— Work to complete —
Repeat the whole of the data, keeping every detail the same.
=== Provided information ===
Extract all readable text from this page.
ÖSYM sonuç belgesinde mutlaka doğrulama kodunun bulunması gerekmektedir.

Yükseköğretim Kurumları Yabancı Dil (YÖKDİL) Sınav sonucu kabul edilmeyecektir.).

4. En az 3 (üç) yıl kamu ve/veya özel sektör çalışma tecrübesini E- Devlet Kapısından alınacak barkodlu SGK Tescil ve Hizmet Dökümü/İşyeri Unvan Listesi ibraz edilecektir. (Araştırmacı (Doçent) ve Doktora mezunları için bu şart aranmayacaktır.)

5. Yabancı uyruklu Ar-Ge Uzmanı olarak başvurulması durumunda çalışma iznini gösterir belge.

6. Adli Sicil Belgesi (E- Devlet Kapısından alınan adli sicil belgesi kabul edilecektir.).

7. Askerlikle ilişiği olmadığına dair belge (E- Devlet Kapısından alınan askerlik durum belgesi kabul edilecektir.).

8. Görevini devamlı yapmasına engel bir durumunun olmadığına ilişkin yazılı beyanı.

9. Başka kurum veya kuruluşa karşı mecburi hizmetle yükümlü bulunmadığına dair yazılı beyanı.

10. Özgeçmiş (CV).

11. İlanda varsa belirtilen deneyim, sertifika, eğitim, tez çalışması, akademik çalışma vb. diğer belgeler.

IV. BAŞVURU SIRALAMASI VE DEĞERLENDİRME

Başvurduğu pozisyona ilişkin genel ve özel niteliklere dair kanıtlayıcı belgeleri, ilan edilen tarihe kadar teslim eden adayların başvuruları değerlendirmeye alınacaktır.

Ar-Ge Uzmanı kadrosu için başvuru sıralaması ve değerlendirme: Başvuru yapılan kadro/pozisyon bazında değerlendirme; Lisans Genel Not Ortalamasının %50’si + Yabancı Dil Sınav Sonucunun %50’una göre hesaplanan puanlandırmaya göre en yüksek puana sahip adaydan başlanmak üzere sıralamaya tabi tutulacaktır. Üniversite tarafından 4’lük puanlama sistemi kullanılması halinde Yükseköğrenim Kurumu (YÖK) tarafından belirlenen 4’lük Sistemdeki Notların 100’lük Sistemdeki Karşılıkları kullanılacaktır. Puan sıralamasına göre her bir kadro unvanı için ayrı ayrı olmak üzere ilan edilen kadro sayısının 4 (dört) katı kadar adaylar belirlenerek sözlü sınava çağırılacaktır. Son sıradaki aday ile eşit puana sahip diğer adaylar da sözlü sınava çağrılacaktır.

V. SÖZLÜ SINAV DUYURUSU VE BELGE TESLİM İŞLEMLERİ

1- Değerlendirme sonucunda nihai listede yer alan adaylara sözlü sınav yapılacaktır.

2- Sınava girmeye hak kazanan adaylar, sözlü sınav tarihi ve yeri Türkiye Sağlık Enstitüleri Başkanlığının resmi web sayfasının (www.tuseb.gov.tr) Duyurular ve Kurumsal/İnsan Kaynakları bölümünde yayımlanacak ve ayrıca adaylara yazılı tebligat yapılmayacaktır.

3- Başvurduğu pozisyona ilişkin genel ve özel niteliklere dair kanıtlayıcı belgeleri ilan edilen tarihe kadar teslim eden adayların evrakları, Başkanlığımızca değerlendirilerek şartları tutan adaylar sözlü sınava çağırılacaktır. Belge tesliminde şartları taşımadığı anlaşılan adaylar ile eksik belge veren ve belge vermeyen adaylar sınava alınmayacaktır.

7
===
— The solution —
Extract all readable text from this page.
ÖSYM sonuç belgesinde mutlaka doğrulama kodunun bulunması gerekmektedir.

Yükseköğretim Kurumları Yabancı Dil (YÖKDİL) Sınav sonucu kabul edilmeyecektir.).

4. En az 3 (üç) yıl kamu ve/veya özel sektör çalışma tecrübesini E- Devlet Kapısından alınacak barkodlu SGK Tescil ve Hizmet Dökümü/İşyeri Unvan Listesi ibraz edilecektir. (Araştırmacı (Doçent) ve Doktora mezunları için bu şart aranmayacaktır.)

5. Yabancı uyruklu Ar-Ge Uzmanı olarak başvurulması durumunda çalışma iznini gösterir belge.

6. Adli Sicil Belgesi (E- Devlet Kapısından alınan adli sicil belgesi kabul edilecektir.).

7. Askerlikle ilişiği olmadığına dair belge (E- Devlet Kapısından alınan askerlik durum belgesi kabul edilecektir.).

8. Görevini devamlı yapmasına engel bir durumunun olmadığına ilişkin yazılı beyanı.

9. Başka kurum veya kuruluşa karşı mecburi hizmetle yükümlü bulunmadığına dair yazılı beyanı.

10. Özgeçmiş (CV).

11. İlanda varsa belirtilen deneyim, sertifika, eğitim, tez çalışması, akademik çalışma vb. diğer belgeler.

IV. BAŞVURU SIRALAMASI VE DEĞERLENDİRME

Başvurduğu pozisyona ilişkin genel ve özel niteliklere dair kanıtlayıcı belgeleri, ilan edilen tarihe kadar teslim eden adayların başvuruları değerlendirmeye alınacaktır.

Ar-Ge Uzmanı kadrosu için başvuru sıralaması ve değerlendirme: Başvuru yapılan kadro/pozisyon bazında değerlendirme; Lisans Genel Not Ortalamasının %50’si + Yabancı Dil Sınav Sonucunun %50’una göre hesaplanan puanlandırmaya göre en yüksek puana sahip adaydan başlanmak üzere sıralamaya tabi tutulacaktır. Üniversite tarafından 4’lük puanlama sistemi kullanılması halinde Yükseköğrenim Kurumu (YÖK) tarafından belirlenen 4’lük Sistemdeki Notların 100’lük Sistemdeki Karşılıkları kullanılacaktır. Puan sıralamasına göre her bir kadro unvanı için ayrı ayrı olmak üzere ilan edilen kadro sayısının 4 (dört) katı kadar adaylar belirlenerek sözlü sınava çağırılacaktır. Son sıradaki aday ile eşit puana sahip diğer adaylar da sözlü sınava çağrılacaktır.

V. SÖZLÜ SINAV DUYURUSU VE BELGE TESLİM İŞLEMLERİ

1- Değerlendirme sonucunda nihai listede yer alan adaylara sözlü sınav yapılacaktır.

2- Sınava girmeye hak kazanan adaylar, sözlü sınav tarihi ve yeri Türkiye Sağlık Enstitüleri Başkanlığının resmi web sayfasının (www.tuseb.gov.tr) Duyurular ve Kurumsal/İnsan Kaynakları bölümünde yayımlanacak ve ayrıca adaylara yazılı tebligat yapılmayacaktır.

3- Başvurduğu pozisyona ilişkin genel ve özel niteliklere dair kanıtlayıcı belgeleri ilan edilen tarihe kadar teslim eden adayların evrakları, Başkanlığımızca değerlendirilerek şartları tutan adaylar sözlü sınava çağırılacaktır. Belge tesliminde şartları taşımadığı anlaşılan adaylar ile eksik belge veren ve belge vermeyen adaylar sınava alınmayacaktır.

7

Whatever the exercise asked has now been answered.